→ **Task to carry out**
Give the number of lines that include the word "temperature", nothing more.
— Start —
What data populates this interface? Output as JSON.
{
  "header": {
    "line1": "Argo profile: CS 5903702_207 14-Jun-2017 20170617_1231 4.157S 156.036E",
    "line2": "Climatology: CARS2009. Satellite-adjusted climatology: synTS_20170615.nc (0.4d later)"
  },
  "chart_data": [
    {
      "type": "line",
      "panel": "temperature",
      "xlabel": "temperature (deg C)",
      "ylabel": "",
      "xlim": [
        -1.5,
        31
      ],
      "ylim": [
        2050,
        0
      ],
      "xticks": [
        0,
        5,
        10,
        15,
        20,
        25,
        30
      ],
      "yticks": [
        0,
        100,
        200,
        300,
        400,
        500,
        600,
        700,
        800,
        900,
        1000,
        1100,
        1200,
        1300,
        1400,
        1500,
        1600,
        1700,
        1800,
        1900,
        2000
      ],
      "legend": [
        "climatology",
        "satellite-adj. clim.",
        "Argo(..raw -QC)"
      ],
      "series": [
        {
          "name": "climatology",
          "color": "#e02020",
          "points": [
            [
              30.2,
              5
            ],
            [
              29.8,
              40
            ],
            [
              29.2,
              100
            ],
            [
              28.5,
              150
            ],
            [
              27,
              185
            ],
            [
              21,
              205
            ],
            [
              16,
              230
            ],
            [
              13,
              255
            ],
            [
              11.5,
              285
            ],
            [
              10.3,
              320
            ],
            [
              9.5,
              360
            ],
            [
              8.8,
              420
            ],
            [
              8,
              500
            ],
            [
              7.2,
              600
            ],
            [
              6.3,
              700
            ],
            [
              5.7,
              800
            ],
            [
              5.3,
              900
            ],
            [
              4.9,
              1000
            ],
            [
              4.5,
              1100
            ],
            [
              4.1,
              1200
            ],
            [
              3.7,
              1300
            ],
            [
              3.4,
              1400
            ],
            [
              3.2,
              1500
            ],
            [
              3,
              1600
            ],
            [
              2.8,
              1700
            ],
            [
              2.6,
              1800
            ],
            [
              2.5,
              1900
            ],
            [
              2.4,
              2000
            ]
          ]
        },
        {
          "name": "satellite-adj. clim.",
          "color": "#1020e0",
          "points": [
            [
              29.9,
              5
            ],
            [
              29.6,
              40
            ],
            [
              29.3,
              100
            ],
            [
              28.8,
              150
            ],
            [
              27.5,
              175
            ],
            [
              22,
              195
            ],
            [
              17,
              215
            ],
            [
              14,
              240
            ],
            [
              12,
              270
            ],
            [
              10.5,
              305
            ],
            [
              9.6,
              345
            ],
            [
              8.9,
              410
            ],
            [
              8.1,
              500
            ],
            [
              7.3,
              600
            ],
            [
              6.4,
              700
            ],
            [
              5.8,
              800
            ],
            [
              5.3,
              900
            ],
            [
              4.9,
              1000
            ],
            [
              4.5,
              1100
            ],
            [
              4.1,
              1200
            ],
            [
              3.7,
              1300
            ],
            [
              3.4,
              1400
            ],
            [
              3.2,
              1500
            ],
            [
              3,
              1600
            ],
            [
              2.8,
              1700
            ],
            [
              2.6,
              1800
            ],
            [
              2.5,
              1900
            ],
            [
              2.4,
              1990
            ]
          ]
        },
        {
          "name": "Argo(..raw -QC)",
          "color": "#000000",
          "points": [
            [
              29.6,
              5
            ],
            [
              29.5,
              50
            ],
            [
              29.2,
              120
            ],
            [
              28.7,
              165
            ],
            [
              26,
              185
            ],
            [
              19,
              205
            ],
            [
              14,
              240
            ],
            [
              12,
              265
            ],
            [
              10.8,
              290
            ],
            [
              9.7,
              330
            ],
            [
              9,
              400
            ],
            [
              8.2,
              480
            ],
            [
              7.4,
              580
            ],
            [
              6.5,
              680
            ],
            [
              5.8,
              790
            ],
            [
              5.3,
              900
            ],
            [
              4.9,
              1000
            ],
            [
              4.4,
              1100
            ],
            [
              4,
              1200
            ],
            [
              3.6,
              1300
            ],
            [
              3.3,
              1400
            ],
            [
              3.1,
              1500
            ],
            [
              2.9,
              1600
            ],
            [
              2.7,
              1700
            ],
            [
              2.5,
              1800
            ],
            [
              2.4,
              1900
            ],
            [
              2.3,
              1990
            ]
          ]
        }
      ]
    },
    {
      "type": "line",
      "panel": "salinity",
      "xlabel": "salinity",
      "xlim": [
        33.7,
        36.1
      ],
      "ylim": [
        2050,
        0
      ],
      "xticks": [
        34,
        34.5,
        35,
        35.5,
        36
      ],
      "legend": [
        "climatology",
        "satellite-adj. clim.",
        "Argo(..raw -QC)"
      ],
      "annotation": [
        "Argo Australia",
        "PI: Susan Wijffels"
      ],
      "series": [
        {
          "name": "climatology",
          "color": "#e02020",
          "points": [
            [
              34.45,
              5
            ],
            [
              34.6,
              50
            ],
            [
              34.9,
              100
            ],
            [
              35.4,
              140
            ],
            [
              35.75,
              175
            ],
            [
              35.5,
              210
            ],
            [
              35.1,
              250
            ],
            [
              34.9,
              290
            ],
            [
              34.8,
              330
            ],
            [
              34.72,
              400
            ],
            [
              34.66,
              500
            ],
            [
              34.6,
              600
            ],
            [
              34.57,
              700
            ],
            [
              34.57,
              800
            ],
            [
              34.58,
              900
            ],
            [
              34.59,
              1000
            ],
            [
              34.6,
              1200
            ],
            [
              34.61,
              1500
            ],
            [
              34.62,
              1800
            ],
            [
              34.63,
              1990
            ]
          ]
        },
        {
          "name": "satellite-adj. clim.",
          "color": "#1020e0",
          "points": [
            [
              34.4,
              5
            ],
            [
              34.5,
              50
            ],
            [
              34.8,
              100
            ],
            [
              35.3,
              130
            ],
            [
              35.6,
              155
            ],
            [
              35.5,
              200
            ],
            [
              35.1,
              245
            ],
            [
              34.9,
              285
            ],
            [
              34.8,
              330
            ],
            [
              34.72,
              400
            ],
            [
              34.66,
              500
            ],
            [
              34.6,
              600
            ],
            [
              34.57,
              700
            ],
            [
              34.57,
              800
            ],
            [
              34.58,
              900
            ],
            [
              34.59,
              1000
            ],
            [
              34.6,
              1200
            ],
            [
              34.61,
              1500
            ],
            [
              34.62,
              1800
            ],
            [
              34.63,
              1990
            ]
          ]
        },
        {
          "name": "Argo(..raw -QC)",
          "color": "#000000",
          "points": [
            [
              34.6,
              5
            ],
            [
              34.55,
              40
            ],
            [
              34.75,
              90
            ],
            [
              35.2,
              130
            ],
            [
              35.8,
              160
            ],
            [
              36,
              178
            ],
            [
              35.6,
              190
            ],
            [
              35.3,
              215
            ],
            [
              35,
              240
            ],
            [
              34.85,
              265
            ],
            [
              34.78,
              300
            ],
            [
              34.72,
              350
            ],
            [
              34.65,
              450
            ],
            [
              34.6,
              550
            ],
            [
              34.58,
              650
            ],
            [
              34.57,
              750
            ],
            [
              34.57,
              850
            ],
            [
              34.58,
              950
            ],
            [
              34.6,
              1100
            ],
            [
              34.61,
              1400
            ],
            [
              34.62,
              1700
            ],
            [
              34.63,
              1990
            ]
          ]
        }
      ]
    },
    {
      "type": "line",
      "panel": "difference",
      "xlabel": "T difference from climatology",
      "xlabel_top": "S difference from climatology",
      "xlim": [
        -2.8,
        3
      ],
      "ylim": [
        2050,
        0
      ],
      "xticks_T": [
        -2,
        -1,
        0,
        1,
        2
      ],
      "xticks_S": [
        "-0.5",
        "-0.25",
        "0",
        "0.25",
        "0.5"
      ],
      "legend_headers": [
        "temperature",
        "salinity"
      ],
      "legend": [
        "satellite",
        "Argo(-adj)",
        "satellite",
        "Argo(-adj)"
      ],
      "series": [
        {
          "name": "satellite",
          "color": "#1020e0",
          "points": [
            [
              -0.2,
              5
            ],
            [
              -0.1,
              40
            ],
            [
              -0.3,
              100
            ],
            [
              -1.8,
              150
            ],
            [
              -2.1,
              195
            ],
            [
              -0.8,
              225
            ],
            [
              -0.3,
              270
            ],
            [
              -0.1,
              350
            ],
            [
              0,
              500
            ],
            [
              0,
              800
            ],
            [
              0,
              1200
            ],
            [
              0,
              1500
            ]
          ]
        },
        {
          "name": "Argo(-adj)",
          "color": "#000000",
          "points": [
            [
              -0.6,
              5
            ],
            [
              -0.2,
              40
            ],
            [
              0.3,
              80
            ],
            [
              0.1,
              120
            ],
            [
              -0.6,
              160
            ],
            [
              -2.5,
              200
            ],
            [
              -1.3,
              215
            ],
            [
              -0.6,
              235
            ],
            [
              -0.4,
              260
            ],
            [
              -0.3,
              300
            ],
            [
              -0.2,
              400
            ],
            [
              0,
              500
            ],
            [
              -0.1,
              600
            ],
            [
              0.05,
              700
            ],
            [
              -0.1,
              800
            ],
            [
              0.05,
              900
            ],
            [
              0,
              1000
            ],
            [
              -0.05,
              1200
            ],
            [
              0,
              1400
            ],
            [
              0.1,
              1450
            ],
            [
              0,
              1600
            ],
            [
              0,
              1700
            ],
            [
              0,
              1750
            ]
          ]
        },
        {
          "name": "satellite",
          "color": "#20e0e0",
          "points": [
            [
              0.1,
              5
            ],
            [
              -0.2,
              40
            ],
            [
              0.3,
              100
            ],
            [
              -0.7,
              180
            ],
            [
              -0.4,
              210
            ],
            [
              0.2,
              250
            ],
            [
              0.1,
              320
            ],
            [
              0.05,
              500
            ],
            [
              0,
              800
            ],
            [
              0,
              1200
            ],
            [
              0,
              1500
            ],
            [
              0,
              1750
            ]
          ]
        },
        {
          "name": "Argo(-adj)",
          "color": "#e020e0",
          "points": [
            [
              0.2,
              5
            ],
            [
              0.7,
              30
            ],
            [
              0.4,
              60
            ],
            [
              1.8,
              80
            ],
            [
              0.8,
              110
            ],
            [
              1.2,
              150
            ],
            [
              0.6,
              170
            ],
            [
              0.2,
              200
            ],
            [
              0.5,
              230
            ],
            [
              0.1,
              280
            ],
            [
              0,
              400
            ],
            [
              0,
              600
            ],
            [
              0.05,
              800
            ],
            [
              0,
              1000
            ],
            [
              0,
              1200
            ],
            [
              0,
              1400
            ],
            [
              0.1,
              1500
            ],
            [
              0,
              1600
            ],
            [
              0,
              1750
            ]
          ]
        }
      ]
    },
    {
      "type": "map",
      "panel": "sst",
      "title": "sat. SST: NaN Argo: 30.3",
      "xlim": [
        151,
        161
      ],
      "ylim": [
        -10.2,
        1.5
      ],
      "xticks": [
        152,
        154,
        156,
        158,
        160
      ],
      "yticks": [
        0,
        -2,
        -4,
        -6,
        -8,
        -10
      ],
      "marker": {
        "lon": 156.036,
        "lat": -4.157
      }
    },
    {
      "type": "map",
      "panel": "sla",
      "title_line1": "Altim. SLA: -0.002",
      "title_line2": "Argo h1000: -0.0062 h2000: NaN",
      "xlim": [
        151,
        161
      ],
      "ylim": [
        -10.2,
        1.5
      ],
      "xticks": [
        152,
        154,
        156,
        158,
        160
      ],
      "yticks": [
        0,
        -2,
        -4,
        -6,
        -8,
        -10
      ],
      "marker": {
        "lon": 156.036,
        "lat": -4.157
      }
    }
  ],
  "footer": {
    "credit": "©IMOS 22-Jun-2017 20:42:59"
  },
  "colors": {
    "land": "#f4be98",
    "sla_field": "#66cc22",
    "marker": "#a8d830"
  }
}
— End —
→ **Result below**
3